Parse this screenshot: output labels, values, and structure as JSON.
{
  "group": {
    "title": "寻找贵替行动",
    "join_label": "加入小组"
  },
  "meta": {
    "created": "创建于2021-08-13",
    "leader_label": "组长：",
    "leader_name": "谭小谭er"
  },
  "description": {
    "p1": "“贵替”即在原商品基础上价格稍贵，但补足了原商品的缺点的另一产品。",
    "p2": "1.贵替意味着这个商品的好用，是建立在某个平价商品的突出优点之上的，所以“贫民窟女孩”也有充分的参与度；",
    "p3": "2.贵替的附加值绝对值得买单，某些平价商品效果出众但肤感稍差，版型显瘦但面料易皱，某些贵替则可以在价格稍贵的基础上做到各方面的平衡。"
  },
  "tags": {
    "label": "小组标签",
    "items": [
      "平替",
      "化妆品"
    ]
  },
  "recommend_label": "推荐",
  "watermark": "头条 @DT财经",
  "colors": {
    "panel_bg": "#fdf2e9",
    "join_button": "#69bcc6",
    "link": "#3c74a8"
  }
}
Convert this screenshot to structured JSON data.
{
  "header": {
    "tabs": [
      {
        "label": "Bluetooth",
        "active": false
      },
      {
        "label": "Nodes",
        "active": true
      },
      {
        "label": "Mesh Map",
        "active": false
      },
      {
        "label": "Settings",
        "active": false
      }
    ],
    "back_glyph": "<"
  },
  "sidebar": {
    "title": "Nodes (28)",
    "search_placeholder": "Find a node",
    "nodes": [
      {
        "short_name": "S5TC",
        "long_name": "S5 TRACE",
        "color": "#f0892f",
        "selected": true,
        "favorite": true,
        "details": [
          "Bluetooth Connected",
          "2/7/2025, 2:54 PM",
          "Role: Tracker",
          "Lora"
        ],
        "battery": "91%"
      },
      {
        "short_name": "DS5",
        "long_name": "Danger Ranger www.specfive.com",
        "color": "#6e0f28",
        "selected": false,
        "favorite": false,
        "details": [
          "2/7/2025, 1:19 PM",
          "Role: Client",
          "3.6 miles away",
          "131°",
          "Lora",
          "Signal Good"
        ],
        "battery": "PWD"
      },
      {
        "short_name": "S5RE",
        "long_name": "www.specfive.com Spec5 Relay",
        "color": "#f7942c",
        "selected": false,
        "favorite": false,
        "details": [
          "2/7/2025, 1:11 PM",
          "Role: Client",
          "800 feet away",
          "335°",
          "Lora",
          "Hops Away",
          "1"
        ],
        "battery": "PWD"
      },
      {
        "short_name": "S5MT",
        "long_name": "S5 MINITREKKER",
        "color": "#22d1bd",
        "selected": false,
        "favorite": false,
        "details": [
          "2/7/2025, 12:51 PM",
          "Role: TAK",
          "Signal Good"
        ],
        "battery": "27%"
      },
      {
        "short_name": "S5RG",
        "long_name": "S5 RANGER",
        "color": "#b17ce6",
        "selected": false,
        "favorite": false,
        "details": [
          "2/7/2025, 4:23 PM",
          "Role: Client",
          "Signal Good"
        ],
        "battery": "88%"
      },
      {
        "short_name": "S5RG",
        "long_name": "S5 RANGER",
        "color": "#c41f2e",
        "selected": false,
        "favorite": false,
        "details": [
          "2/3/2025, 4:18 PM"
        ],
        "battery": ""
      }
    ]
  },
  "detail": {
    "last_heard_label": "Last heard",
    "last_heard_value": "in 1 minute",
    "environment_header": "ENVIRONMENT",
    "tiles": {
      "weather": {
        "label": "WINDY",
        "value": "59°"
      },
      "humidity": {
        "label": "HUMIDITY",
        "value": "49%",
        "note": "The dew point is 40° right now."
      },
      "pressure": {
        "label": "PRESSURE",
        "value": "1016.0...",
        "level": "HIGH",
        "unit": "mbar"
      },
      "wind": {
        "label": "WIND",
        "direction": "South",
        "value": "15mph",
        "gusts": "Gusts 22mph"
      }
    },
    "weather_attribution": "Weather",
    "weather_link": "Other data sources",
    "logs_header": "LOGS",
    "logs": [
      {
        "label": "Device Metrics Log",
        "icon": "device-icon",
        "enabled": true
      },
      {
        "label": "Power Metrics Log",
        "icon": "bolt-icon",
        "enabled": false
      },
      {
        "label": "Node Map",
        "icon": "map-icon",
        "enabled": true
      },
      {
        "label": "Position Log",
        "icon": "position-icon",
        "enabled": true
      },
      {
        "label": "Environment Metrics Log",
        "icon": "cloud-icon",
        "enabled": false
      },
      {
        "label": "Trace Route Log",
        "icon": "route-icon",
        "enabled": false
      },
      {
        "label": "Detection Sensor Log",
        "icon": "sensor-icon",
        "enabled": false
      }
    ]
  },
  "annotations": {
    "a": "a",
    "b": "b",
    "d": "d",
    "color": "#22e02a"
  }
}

===============

__Exercise objective__.
Would you reproduce the material above in full, exactly as given?

__Finished exercise__.
Parse this screenshot: output labels, values, and structure as JSON.
{
  "group": {
    "title": "寻找贵替行动",
    "join_label": "加入小组"
  },
  "meta": {
    "created": "创建于2021-08-13",
    "leader_label": "组长：",
    "leader_name": "谭小谭er"
  },
  "description": {
    "p1": "“贵替”即在原商品基础上价格稍贵，但补足了原商品的缺点的另一产品。",
    "p2": "1.贵替意味着这个商品的好用，是建立在某个平价商品的突出优点之上的，所以“贫民窟女孩”也有充分的参与度；",
    "p3": "2.贵替的附加值绝对值得买单，某些平价商品效果出众但肤感稍差，版型显瘦但面料易皱，某些贵替则可以在价格稍贵的基础上做到各方面的平衡。"
  },
  "tags": {
    "label": "小组标签",
    "items": [
      "平替",
      "化妆品"
    ]
  },
  "recommend_label": "推荐",
  "watermark": "头条 @DT财经",
  "colors": {
    "panel_bg": "#fdf2e9",
    "join_button": "#69bcc6",
    "link": "#3c74a8"
  }
}
Convert this screenshot to structured JSON data.
{
  "header": {
    "tabs": [
      {
        "label": "Bluetooth",
        "active": false
      },
      {
        "label": "Nodes",
        "active": true
      },
      {
        "label": "Mesh Map",
        "active": false
      },
      {
        "label": "Settings",
        "active": false
      }
    ],
    "back_glyph": "<"
  },
  "sidebar": {
    "title": "Nodes (28)",
    "search_placeholder": "Find a node",
    "nodes": [
      {
        "short_name": "S5TC",
        "long_name": "S5 TRACE",
        "color": "#f0892f",
        "selected": true,
        "favorite": true,
        "details": [
          "Bluetooth Connected",
          "2/7/2025, 2:54 PM",
          "Role: Tracker",
          "Lora"
        ],
        "battery": "91%"
      },
      {
        "short_name": "DS5",
        "long_name": "Danger Ranger www.specfive.com",
        "color": "#6e0f28",
        "selected": false,
        "favorite": false,
        "details": [
          "2/7/2025, 1:19 PM",
          "Role: Client",
          "3.6 miles away",
          "131°",
          "Lora",
          "Signal Good"
        ],
        "battery": "PWD"
      },
      {
        "short_name": "S5RE",
        "long_name": "www.specfive.com Spec5 Relay",
        "color": "#f7942c",
        "selected": false,
        "favorite": false,
        "details": [
          "2/7/2025, 1:11 PM",
          "Role: Client",
          "800 feet away",
          "335°",
          "Lora",
          "Hops Away",
          "1"
        ],
        "battery": "PWD"
      },
      {
        "short_name": "S5MT",
        "long_name": "S5 MINITREKKER",
        "color": "#22d1bd",
        "selected": false,
        "favorite": false,
        "details": [
          "2/7/2025, 12:51 PM",
          "Role: TAK",
          "Signal Good"
        ],
        "battery": "27%"
      },
      {
        "short_name": "S5RG",
        "long_name": "S5 RANGER",
        "color": "#b17ce6",
        "selected": false,
        "favorite": false,
        "details": [
          "2/7/2025, 4:23 PM",
          "Role: Client",
          "Signal Good"
        ],
        "battery": "88%"
      },
      {
        "short_name": "S5RG",
        "long_name": "S5 RANGER",
        "color": "#c41f2e",
        "selected": false,
        "favorite": false,
        "details": [
          "2/3/2025, 4:18 PM"
        ],
        "battery": ""
      }
    ]
  },
  "detail": {
    "last_heard_label": "Last heard",
    "last_heard_value": "in 1 minute",
    "environment_header": "ENVIRONMENT",
    "tiles": {
      "weather": {
        "label": "WINDY",
        "value": "59°"
      },
      "humidity": {
        "label": "HUMIDITY",
        "value": "49%",
        "note": "The dew point is 40° right now."
      },
      "pressure": {
        "label": "PRESSURE",
        "value": "1016.0...",
        "level": "HIGH",
        "unit": "mbar"
      },
      "wind": {
        "label": "WIND",
        "direction": "South",
        "value": "15mph",
        "gusts": "Gusts 22mph"
      }
    },
    "weather_attribution": "Weather",
    "weather_link": "Other data sources",
    "logs_header": "LOGS",
    "logs": [
      {
        "label": "Device Metrics Log",
        "icon": "device-icon",
        "enabled": true
      },
      {
        "label": "Power Metrics Log",
        "icon": "bolt-icon",
        "enabled": false
      },
      {
        "label": "Node Map",
        "icon": "map-icon",
        "enabled": true
      },
      {
        "label": "Position Log",
        "icon": "position-icon",
        "enabled": true
      },
      {
        "label": "Environment Metrics Log",
        "icon": "cloud-icon",
        "enabled": false
      },
      {
        "label": "Trace Route Log",
        "icon": "route-icon",
        "enabled": false
      },
      {
        "label": "Detection Sensor Log",
        "icon": "sensor-icon",
        "enabled": false
      }
    ]
  },
  "annotations": {
    "a": "a",
    "b": "b",
    "d": "d",
    "color": "#22e02a"
  }
}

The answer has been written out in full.